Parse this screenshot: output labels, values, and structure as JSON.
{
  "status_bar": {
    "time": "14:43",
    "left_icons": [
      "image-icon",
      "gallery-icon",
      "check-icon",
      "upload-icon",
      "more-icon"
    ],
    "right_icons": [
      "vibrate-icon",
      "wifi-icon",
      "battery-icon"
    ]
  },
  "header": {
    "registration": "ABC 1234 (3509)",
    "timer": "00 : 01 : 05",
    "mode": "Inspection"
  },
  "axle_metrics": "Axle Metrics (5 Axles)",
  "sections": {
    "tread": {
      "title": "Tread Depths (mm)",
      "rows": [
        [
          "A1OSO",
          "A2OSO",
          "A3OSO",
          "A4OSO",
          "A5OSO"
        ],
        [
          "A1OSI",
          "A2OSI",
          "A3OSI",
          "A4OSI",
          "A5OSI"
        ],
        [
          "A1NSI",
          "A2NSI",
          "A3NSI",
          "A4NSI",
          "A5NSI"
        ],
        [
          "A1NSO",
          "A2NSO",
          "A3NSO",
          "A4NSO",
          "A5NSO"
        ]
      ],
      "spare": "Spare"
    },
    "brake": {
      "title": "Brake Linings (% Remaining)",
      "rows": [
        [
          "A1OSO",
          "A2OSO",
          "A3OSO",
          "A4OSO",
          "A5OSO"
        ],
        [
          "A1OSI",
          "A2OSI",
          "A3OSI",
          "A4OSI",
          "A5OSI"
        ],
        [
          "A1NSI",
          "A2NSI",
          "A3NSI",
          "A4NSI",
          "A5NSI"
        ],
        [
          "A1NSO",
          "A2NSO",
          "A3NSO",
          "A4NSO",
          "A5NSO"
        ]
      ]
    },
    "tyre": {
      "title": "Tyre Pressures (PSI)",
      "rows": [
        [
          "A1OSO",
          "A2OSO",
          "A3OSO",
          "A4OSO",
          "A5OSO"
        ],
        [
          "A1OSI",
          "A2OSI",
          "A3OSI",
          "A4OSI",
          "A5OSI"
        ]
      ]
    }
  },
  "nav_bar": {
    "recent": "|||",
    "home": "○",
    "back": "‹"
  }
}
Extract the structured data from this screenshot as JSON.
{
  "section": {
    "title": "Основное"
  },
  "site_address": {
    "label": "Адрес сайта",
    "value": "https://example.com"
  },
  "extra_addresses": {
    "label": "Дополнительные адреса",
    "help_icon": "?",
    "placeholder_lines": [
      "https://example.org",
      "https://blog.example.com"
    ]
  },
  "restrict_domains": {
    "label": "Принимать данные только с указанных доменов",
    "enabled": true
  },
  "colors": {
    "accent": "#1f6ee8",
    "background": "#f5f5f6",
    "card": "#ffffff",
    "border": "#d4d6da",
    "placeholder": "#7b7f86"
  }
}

══════════════════════════════

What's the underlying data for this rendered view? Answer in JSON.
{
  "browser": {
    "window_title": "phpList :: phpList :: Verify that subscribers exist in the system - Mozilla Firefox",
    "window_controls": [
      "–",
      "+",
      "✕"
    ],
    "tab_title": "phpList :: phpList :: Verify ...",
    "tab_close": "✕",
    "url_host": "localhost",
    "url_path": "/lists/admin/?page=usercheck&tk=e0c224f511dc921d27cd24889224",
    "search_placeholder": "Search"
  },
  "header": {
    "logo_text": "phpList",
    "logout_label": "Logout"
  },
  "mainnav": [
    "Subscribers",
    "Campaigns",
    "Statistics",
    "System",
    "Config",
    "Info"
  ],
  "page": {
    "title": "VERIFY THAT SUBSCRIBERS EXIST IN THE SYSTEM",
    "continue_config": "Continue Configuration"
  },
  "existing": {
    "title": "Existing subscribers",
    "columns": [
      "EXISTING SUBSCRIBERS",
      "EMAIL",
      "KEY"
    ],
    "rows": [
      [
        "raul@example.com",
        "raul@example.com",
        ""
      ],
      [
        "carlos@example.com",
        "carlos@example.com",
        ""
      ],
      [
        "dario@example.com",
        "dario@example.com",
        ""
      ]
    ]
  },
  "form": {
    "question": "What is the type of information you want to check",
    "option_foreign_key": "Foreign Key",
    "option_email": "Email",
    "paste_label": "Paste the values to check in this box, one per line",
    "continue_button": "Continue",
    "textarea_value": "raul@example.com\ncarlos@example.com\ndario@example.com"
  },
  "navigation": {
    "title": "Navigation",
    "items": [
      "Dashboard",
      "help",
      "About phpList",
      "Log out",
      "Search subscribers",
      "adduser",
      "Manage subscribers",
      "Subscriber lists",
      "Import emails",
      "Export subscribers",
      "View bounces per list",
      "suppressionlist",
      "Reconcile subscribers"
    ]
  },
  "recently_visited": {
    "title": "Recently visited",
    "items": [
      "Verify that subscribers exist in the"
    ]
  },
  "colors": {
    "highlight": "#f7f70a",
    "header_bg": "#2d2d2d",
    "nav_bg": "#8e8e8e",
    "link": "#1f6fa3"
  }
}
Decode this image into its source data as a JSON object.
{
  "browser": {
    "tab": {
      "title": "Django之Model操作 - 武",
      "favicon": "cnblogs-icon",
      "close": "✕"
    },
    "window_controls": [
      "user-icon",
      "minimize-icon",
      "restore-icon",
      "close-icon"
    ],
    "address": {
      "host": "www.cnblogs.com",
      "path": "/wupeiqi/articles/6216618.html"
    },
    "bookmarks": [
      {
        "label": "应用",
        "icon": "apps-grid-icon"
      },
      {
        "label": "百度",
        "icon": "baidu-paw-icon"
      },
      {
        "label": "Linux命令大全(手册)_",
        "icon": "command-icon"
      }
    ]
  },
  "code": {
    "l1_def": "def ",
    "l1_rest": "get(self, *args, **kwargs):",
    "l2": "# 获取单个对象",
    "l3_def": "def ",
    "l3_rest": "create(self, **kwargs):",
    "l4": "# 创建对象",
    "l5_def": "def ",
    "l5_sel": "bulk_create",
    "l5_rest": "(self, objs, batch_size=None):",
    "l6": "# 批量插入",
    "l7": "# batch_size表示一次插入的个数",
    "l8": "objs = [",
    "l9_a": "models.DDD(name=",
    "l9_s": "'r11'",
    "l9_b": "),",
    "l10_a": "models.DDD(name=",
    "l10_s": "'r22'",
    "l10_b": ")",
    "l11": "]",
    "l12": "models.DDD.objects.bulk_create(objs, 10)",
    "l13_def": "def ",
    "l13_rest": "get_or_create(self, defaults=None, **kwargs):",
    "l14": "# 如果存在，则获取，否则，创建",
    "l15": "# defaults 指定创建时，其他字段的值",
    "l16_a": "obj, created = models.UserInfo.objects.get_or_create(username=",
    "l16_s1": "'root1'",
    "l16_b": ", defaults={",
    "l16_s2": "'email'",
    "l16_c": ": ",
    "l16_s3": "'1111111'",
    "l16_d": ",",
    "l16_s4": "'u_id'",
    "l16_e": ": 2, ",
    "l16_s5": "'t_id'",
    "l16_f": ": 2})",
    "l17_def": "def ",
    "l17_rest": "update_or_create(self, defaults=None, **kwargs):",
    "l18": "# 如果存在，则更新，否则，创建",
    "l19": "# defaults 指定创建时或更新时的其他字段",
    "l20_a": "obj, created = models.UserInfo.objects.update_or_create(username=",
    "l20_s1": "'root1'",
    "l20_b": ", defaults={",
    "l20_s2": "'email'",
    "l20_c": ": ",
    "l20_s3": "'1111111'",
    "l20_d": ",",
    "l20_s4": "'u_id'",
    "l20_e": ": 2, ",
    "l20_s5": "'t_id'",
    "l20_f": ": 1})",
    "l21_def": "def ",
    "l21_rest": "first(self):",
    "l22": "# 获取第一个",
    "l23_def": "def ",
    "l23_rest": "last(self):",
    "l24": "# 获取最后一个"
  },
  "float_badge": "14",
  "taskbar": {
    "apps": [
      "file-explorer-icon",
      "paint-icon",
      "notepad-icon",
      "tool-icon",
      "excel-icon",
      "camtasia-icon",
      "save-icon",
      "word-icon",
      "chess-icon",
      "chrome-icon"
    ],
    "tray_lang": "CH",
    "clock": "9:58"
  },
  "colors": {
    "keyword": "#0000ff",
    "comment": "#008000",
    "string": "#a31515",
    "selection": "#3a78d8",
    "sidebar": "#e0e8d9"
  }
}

══════════════════════════════

WHAT IS REQUIRED:
List each line of the entries that holds the string "username".

ANSWER TO THE TASK:
    "l16_a": "obj, created = models.UserInfo.objects.get_or_create(username=",
    "l20_a": "obj, created = models.UserInfo.objects.update_or_create(username=",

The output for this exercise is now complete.